• **Prompt 1**
Answer these about the essay on gender stereotypes in mass media that follows:
(a) Which three heroes does it name as typical of western movies?
(b) In what year did the marriage of Cathy Chui and Martin Lee become front page news?
(c) What post did Anson Chan Fang On-sang formerly hold?

Week 8: Karen, Janice, Vanessa and Yannie

Analysis of gender stereotypes in mass media

Social inequality is a common phenomenon in many societies. We distinguish our differences among the others by our gender, occupations, races, education levels and etc. We accept that there are differences when we perform in different social roles. Then, how do those stereotypes come into our minds? Apart from learning from significant others like our family members, friends and teachers, the mass media has become a powerful means to introduce us to the roles.

The different gender roles of men and women are always emphasized in the mass media. When we ask about the typical gender roles, we can tell a lot. In most of the communities, men are dominant and superior to women. In the traditional pictures of our minds, men are the bread-winners who go out for work while women are housewives who are responsible to give births, take care of children and finish all housework. Meanwhile, women are the ones who follow men’s orders and advice. Whenever we are asked about role models, we definitely have some common answers in our mind. These role models can be our parents but more often, they are some characters or celebrities in movies or soap operas projected from the mass media.

Traditional stereotypes of men and women are easily found in the mass media. Men are always the symbols of power or authority. In many TV drama series, men are the top management and the final decision makers. Also, heroism is greatly reflected from men’s character. For example, the Superman, Spiderman and Batman are some typical heroes in the western movies and they are all brave and strong with high problem-solving abilities. In contrast, women are weaker who always get into troubles and need men’s help. At the same time, the obedience of women is greatly encouraged and praised in the media. Women are always demonstrated as men’s followers in many movies, soap operas and even advertisements. They have to dress up and look beautiful in order to please men.

The family role of women is also emphasized in the mass media. Looking for a good husband and become a housewife is the life-long career of a woman. Females have been cultivated with a concept that no matter how tough and intelligent you are, marriage should be their ultimate goals. A significant soap opera, “珠光寶氣”, is a story about how a mother prepares her three daughters to marry to rich and powerful families since they were young. Besides TV programs, magazines and newspapers also talk a lot about this. In 2007, the marriage of a celebrity couple, Cathy Chui and a wealthy businessman, Martin Lee, had become the front page news in different local newspapers and cover stories of local magazines.

However, some serotypes of men and women are weakened recently. The role of women is changing. There are more and more programs and articles talking about how women fight for their own dreams and futures. Sometimes women even take over men’s role. They are brave, aggressive and independent. Anson Chan Fang On-sang, the former Chief Secretary for Administration, is a typical example of women with strong characters. Her independent and tough images are praised by the media and influencing the public though she has been retired for several years. In addition, the TV drama series in Hong Kong are more likely to promote and describe the strong side of women. For instance, the main female characters in the popular soap operas, such as “女人唔易做” and “老婆大人”, are the acting roles which contradict the traditional stereotypes. In the western media industry, more and more TV drama series are also led and dominant by female characters, such as “Sex and the City” and “Desperate housewives”.

• **Prompt 2**
Which lines of the records below contain the string "Time"? Collect each of them.

• **Exercise input**
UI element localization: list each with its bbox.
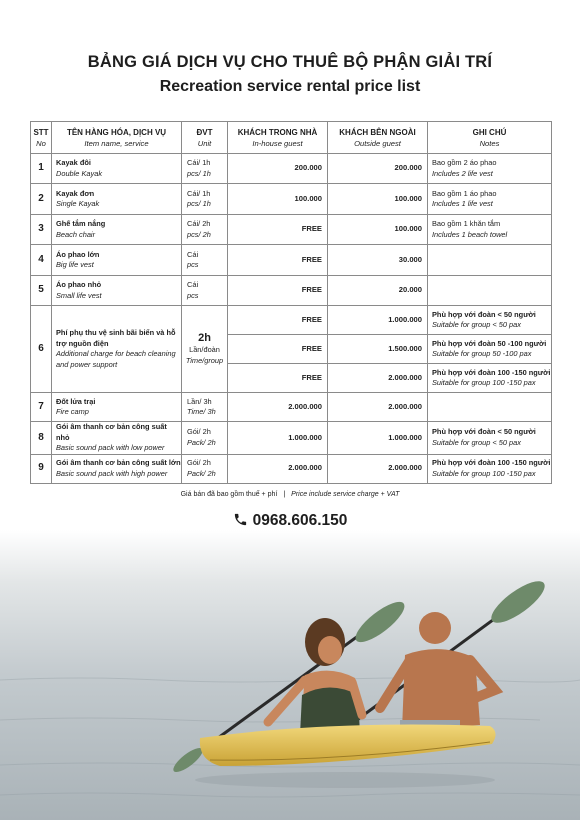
table-row <box>31 276 552 306</box>
outside-price: 2.000.000 <box>328 393 428 422</box>
unit-cell: Gói/ 2h Pack/ 2h <box>182 454 228 483</box>
inhouse-price: FREE <box>228 364 328 393</box>
row-no: 9 <box>31 454 52 483</box>
price-table <box>30 121 552 484</box>
note-cell <box>428 245 552 276</box>
header-unit: ĐVT Unit <box>182 122 228 154</box>
phone-contact[interactable] <box>0 512 580 532</box>
table-header-row <box>31 122 552 154</box>
note-cell: Bao gồm 1 áo phao Includes 1 life vest <box>428 184 552 215</box>
table-row <box>31 422 552 455</box>
inhouse-price: FREE <box>228 306 328 335</box>
note-cell: Bao gồm 1 khăn tắm Includes 1 beach towel <box>428 215 552 245</box>
unit-cell: Cái/ 1h pcs/ 1h <box>182 154 228 184</box>
kayak-reflection <box>195 772 495 788</box>
item-cell: Gói âm thanh cơ bản công suất lớn Basic sound pack with high power <box>52 454 182 483</box>
row-no: 3 <box>31 215 52 245</box>
unit-cell: Cái/ 1h pcs/ 1h <box>182 184 228 215</box>
note-cell: Phù hợp với đoàn 100 -150 người Suitable for group 100 -150 pax <box>428 454 552 483</box>
unit-cell: Cái/ 2h pcs/ 2h <box>182 215 228 245</box>
page-title-vi: BẢNG GIÁ DỊCH VỤ CHO THUÊ BỘ PHẬN GIẢI TRÍ <box>87 53 493 71</box>
outside-price: 200.000 <box>328 154 428 184</box>
inhouse-price: FREE <box>228 335 328 364</box>
phone-number: 0968.606.150 <box>252 512 348 529</box>
outside-price: 100.000 <box>328 215 428 245</box>
item-cell: Đốt lửa trại Fire camp <box>52 393 182 422</box>
table-row <box>31 215 552 245</box>
item-cell: Gói âm thanh cơ bản công suất nhỏ Basic sound pack with low power <box>52 422 182 455</box>
item-cell: Áo phao lớn Big life vest <box>52 245 182 276</box>
inhouse-price: 1.000.000 <box>228 422 328 455</box>
row-no: 6 <box>31 306 52 393</box>
row-no: 4 <box>31 245 52 276</box>
outside-price: 30.000 <box>328 245 428 276</box>
inhouse-price: FREE <box>228 276 328 306</box>
inhouse-price: FREE <box>228 245 328 276</box>
page-title-en: Recreation service rental price list <box>159 78 421 95</box>
unit-cell: Lần/ 3h Time/ 3h <box>182 393 228 422</box>
item-cell: Phí phụ thu vệ sinh bãi biển và hỗ trợ nguồn điện Additional charge for beach cleaning and power support <box>52 306 182 393</box>
unit-cell: Cái pcs <box>182 276 228 306</box>
note-cell: Phù hợp với đoàn < 50 người Suitable for group < 50 pax <box>428 422 552 455</box>
header-inhouse: KHÁCH TRONG NHÀ In-house guest <box>228 122 328 154</box>
header-no: STT No <box>31 122 52 154</box>
vat-note-vi: Giá bán đã bao gồm thuế + phí <box>180 491 278 498</box>
outside-price: 2.000.000 <box>328 364 428 393</box>
table-row <box>31 454 552 483</box>
inhouse-price: 200.000 <box>228 154 328 184</box>
header-item: TÊN HÀNG HÓA, DỊCH VỤ Item name, service <box>52 122 182 154</box>
vat-separator: | <box>283 491 286 498</box>
inhouse-price: 2.000.000 <box>228 393 328 422</box>
item-cell: Ghế tắm nắng Beach chair <box>52 215 182 245</box>
vat-note <box>0 491 580 498</box>
inhouse-price: 2.000.000 <box>228 454 328 483</box>
header-outside: KHÁCH BÊN NGOÀI Outside guest <box>328 122 428 154</box>
outside-price: 1.000.000 <box>328 422 428 455</box>
item-cell: Kayak đơn Single Kayak <box>52 184 182 215</box>
table-row <box>31 245 552 276</box>
row-no: 2 <box>31 184 52 215</box>
inhouse-price: FREE <box>228 215 328 245</box>
row-no: 7 <box>31 393 52 422</box>
outside-price: 1.000.000 <box>328 306 428 335</box>
inhouse-price: 100.000 <box>228 184 328 215</box>
item-cell: Kayak đôi Double Kayak <box>52 154 182 184</box>
note-cell: Bao gồm 2 áo phao Includes 2 life vest <box>428 154 552 184</box>
note-cell: Phù hợp với đoàn 100 -150 người Suitable for group 100 -150 pax <box>428 364 552 393</box>
outside-price: 1.500.000 <box>328 335 428 364</box>
unit-cell: Gói/ 2h Pack/ 2h <box>182 422 228 455</box>
outside-price: 20.000 <box>328 276 428 306</box>
header-notes: GHI CHÚ Notes <box>428 122 552 154</box>
note-cell: Phù hợp với đoàn 50 -100 người Suitable for group 50 -100 pax <box>428 335 552 364</box>
vat-note-en: Price include service charge + VAT <box>291 491 400 498</box>
table-row <box>31 393 552 422</box>
note-cell <box>428 276 552 306</box>
table-row <box>31 306 552 335</box>
outside-price: 100.000 <box>328 184 428 215</box>
table-row <box>31 154 552 184</box>
kayak-photo <box>0 530 580 820</box>
note-cell <box>428 393 552 422</box>
row-no: 5 <box>31 276 52 306</box>
item-cell: Áo phao nhỏ Small life vest <box>52 276 182 306</box>
row-no: 1 <box>31 154 52 184</box>
table-row <box>31 184 552 215</box>
unit-cell: Cái pcs <box>182 245 228 276</box>
phone-icon <box>233 512 248 532</box>
unit-cell: 2h Lần/đoàn Time/group <box>182 306 228 393</box>
row-no: 8 <box>31 422 52 455</box>
outside-price: 2.000.000 <box>328 454 428 483</box>
note-cell: Phù hợp với đoàn < 50 người Suitable for group < 50 pax <box>428 306 552 335</box>
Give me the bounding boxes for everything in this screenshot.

• **Full output 1**
(a) Superman, Spiderman and Batman
(b) 2007
(c) Chief Secretary for Administration

• **Full output 2**
unit-cell: Lần/ 3h Time/ 3h <box>182 393 228 422</box>
unit-cell: 2h Lần/đoàn Time/group <box>182 306 228 393</box>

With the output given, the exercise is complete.